-------- Data for this task
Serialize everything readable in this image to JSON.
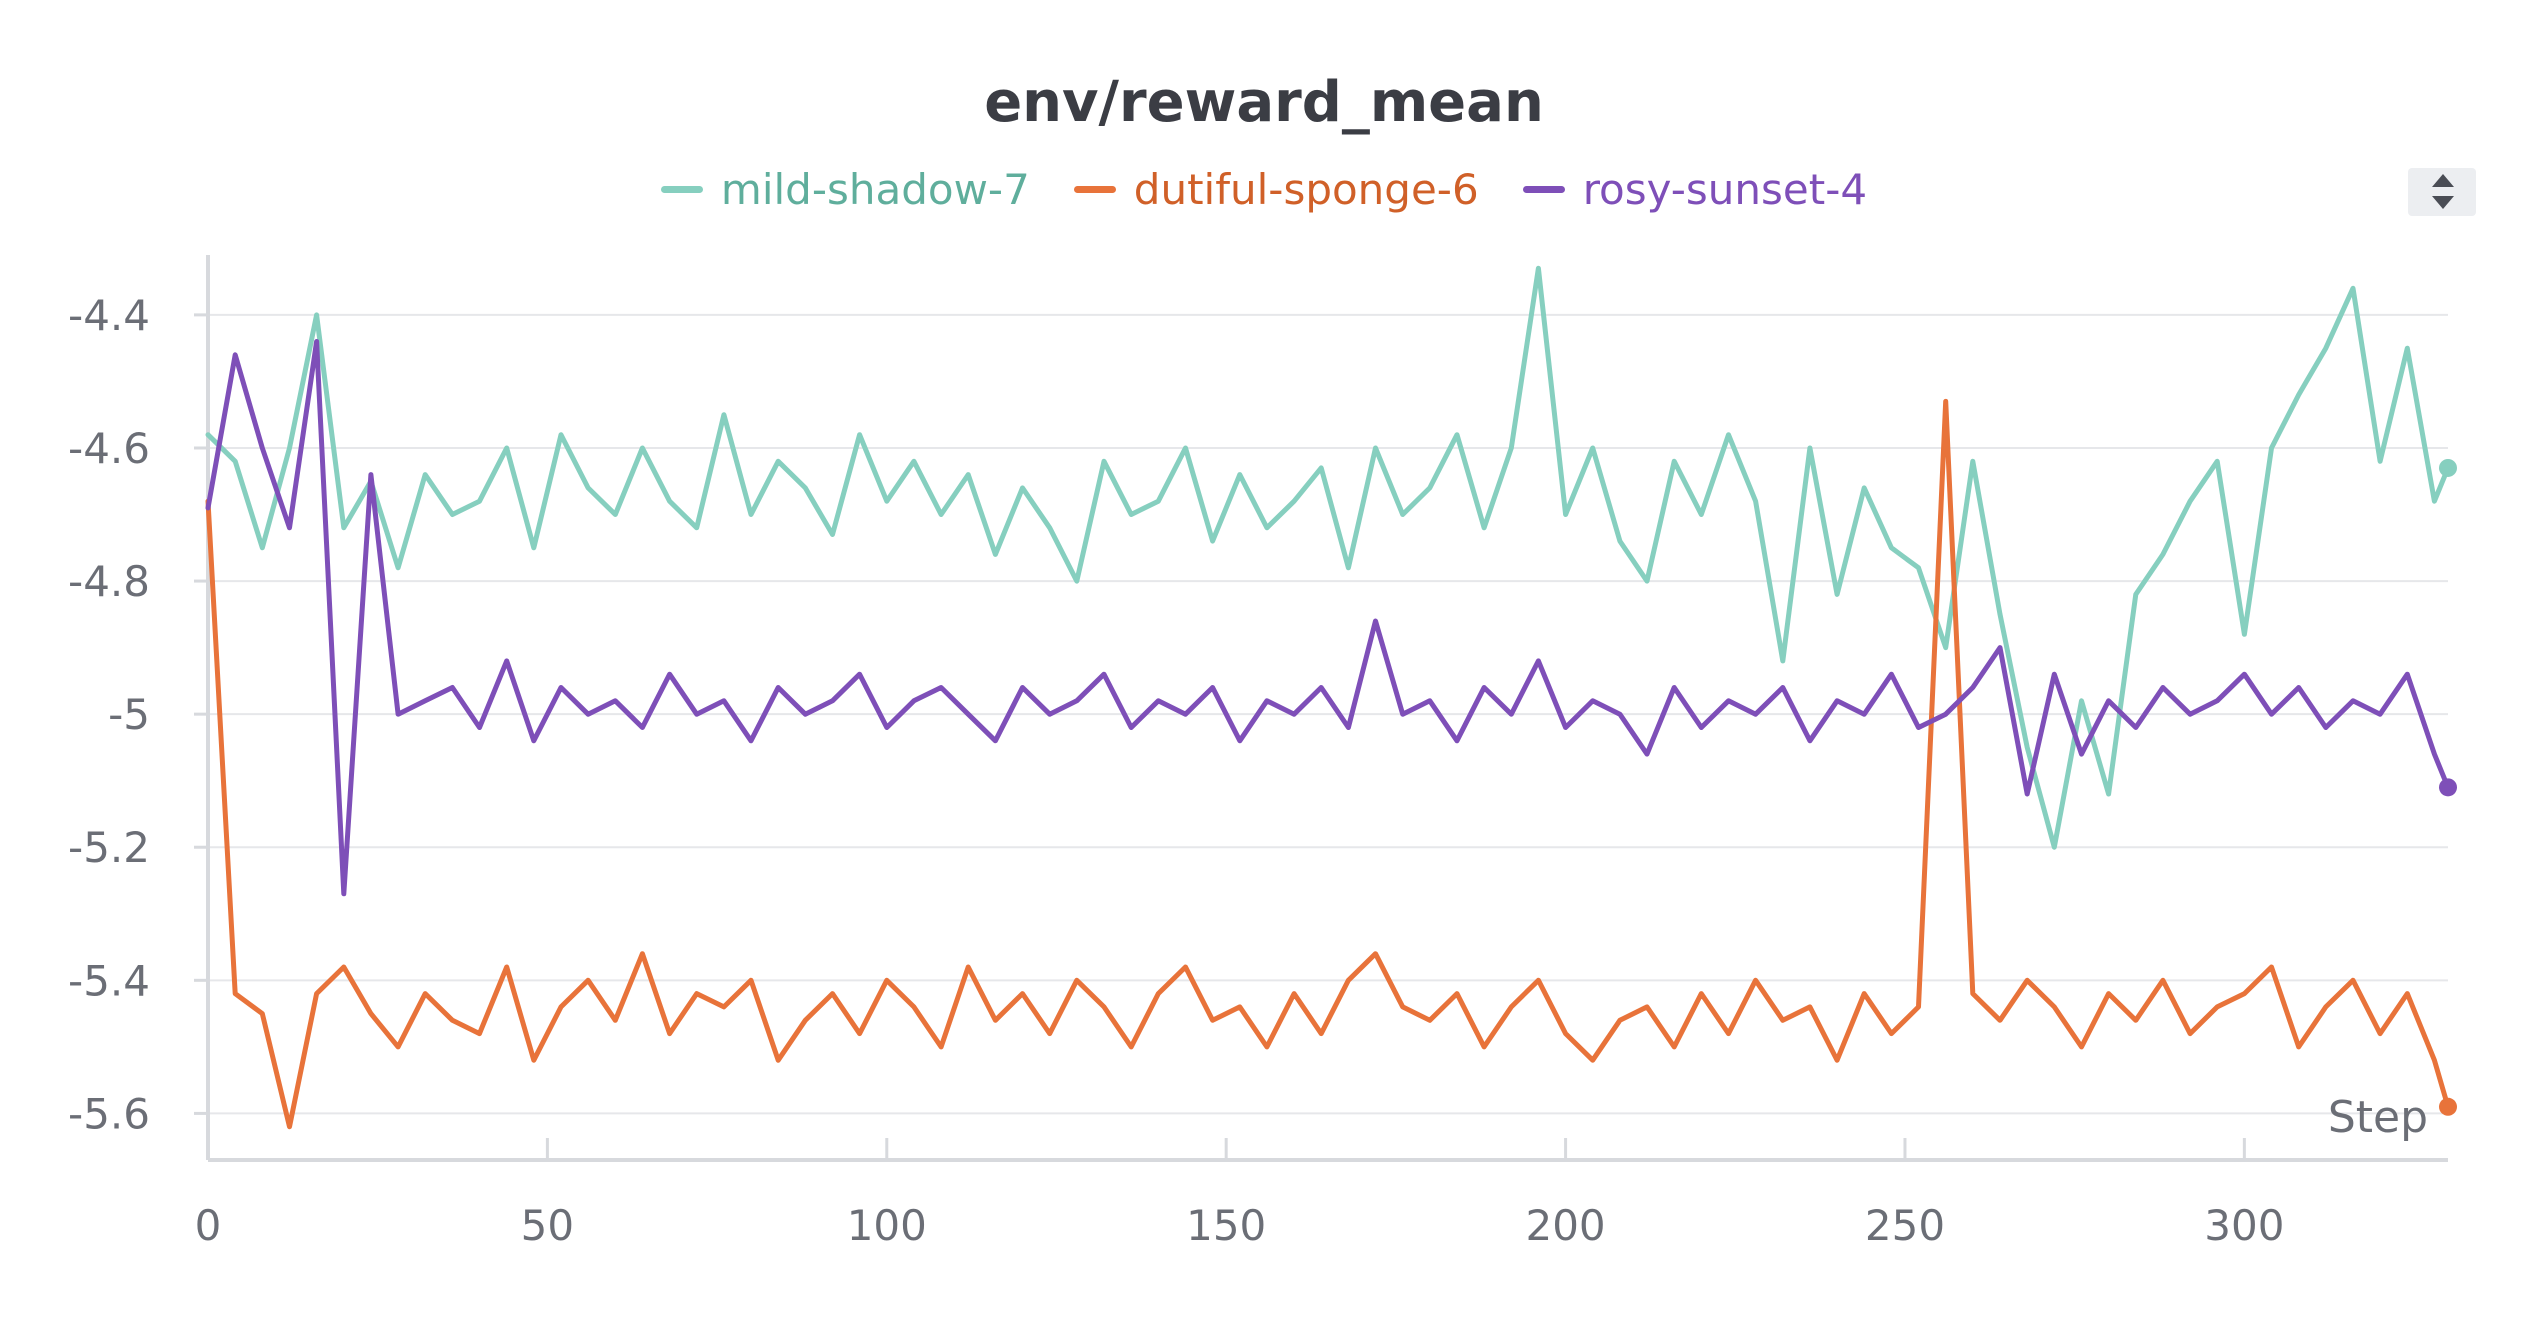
{
  "chart_data": {
    "type": "line",
    "title": "env/reward_mean",
    "xlabel": "Step",
    "ylabel": "",
    "xlim": [
      0,
      330
    ],
    "ylim": [
      -5.67,
      -4.31
    ],
    "x_ticks": [
      "0",
      "50",
      "100",
      "150",
      "200",
      "250",
      "300"
    ],
    "x_tick_values": [
      0,
      50,
      100,
      150,
      200,
      250,
      300
    ],
    "y_ticks": [
      "-4.4",
      "-4.6",
      "-4.8",
      "-5",
      "-5.2",
      "-5.4",
      "-5.6"
    ],
    "y_tick_values": [
      -4.4,
      -4.6,
      -4.8,
      -5.0,
      -5.2,
      -5.4,
      -5.6
    ],
    "grid": true,
    "legend_position": "top-center",
    "x": [
      0,
      4,
      8,
      12,
      16,
      20,
      24,
      28,
      32,
      36,
      40,
      44,
      48,
      52,
      56,
      60,
      64,
      68,
      72,
      76,
      80,
      84,
      88,
      92,
      96,
      100,
      104,
      108,
      112,
      116,
      120,
      124,
      128,
      132,
      136,
      140,
      144,
      148,
      152,
      156,
      160,
      164,
      168,
      172,
      176,
      180,
      184,
      188,
      192,
      196,
      200,
      204,
      208,
      212,
      216,
      220,
      224,
      228,
      232,
      236,
      240,
      244,
      248,
      252,
      256,
      260,
      264,
      268,
      272,
      276,
      280,
      284,
      288,
      292,
      296,
      300,
      304,
      308,
      312,
      316,
      320,
      324,
      328,
      330
    ],
    "series": [
      {
        "name": "mild-shadow-7",
        "color": "#86cfbf",
        "values": [
          -4.58,
          -4.62,
          -4.75,
          -4.6,
          -4.4,
          -4.72,
          -4.65,
          -4.78,
          -4.64,
          -4.7,
          -4.68,
          -4.6,
          -4.75,
          -4.58,
          -4.66,
          -4.7,
          -4.6,
          -4.68,
          -4.72,
          -4.55,
          -4.7,
          -4.62,
          -4.66,
          -4.73,
          -4.58,
          -4.68,
          -4.62,
          -4.7,
          -4.64,
          -4.76,
          -4.66,
          -4.72,
          -4.8,
          -4.62,
          -4.7,
          -4.68,
          -4.6,
          -4.74,
          -4.64,
          -4.72,
          -4.68,
          -4.63,
          -4.78,
          -4.6,
          -4.7,
          -4.66,
          -4.58,
          -4.72,
          -4.6,
          -4.33,
          -4.7,
          -4.6,
          -4.74,
          -4.8,
          -4.62,
          -4.7,
          -4.58,
          -4.68,
          -4.92,
          -4.6,
          -4.82,
          -4.66,
          -4.75,
          -4.78,
          -4.9,
          -4.62,
          -4.85,
          -5.05,
          -5.2,
          -4.98,
          -5.12,
          -4.82,
          -4.76,
          -4.68,
          -4.62,
          -4.88,
          -4.6,
          -4.52,
          -4.45,
          -4.36,
          -4.62,
          -4.45,
          -4.68,
          -4.63
        ]
      },
      {
        "name": "dutiful-sponge-6",
        "color": "#e8733a",
        "values": [
          -4.68,
          -5.42,
          -5.45,
          -5.62,
          -5.42,
          -5.38,
          -5.45,
          -5.5,
          -5.42,
          -5.46,
          -5.48,
          -5.38,
          -5.52,
          -5.44,
          -5.4,
          -5.46,
          -5.36,
          -5.48,
          -5.42,
          -5.44,
          -5.4,
          -5.52,
          -5.46,
          -5.42,
          -5.48,
          -5.4,
          -5.44,
          -5.5,
          -5.38,
          -5.46,
          -5.42,
          -5.48,
          -5.4,
          -5.44,
          -5.5,
          -5.42,
          -5.38,
          -5.46,
          -5.44,
          -5.5,
          -5.42,
          -5.48,
          -5.4,
          -5.36,
          -5.44,
          -5.46,
          -5.42,
          -5.5,
          -5.44,
          -5.4,
          -5.48,
          -5.52,
          -5.46,
          -5.44,
          -5.5,
          -5.42,
          -5.48,
          -5.4,
          -5.46,
          -5.44,
          -5.52,
          -5.42,
          -5.48,
          -5.44,
          -4.53,
          -5.42,
          -5.46,
          -5.4,
          -5.44,
          -5.5,
          -5.42,
          -5.46,
          -5.4,
          -5.48,
          -5.44,
          -5.42,
          -5.38,
          -5.5,
          -5.44,
          -5.4,
          -5.48,
          -5.42,
          -5.52,
          -5.59
        ]
      },
      {
        "name": "rosy-sunset-4",
        "color": "#7e4fb8",
        "values": [
          -4.69,
          -4.46,
          -4.6,
          -4.72,
          -4.44,
          -5.27,
          -4.64,
          -5.0,
          -4.98,
          -4.96,
          -5.02,
          -4.92,
          -5.04,
          -4.96,
          -5.0,
          -4.98,
          -5.02,
          -4.94,
          -5.0,
          -4.98,
          -5.04,
          -4.96,
          -5.0,
          -4.98,
          -4.94,
          -5.02,
          -4.98,
          -4.96,
          -5.0,
          -5.04,
          -4.96,
          -5.0,
          -4.98,
          -4.94,
          -5.02,
          -4.98,
          -5.0,
          -4.96,
          -5.04,
          -4.98,
          -5.0,
          -4.96,
          -5.02,
          -4.86,
          -5.0,
          -4.98,
          -5.04,
          -4.96,
          -5.0,
          -4.92,
          -5.02,
          -4.98,
          -5.0,
          -5.06,
          -4.96,
          -5.02,
          -4.98,
          -5.0,
          -4.96,
          -5.04,
          -4.98,
          -5.0,
          -4.94,
          -5.02,
          -5.0,
          -4.96,
          -4.9,
          -5.12,
          -4.94,
          -5.06,
          -4.98,
          -5.02,
          -4.96,
          -5.0,
          -4.98,
          -4.94,
          -5.0,
          -4.96,
          -5.02,
          -4.98,
          -5.0,
          -4.94,
          -5.06,
          -5.11
        ]
      }
    ]
  }
}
----------------
• Stated problem:
Within the listing above, copy each line that has the string "color".

• Problem solution:
        "color": "#86cfbf",
        "color": "#e8733a",
        "color": "#7e4fb8",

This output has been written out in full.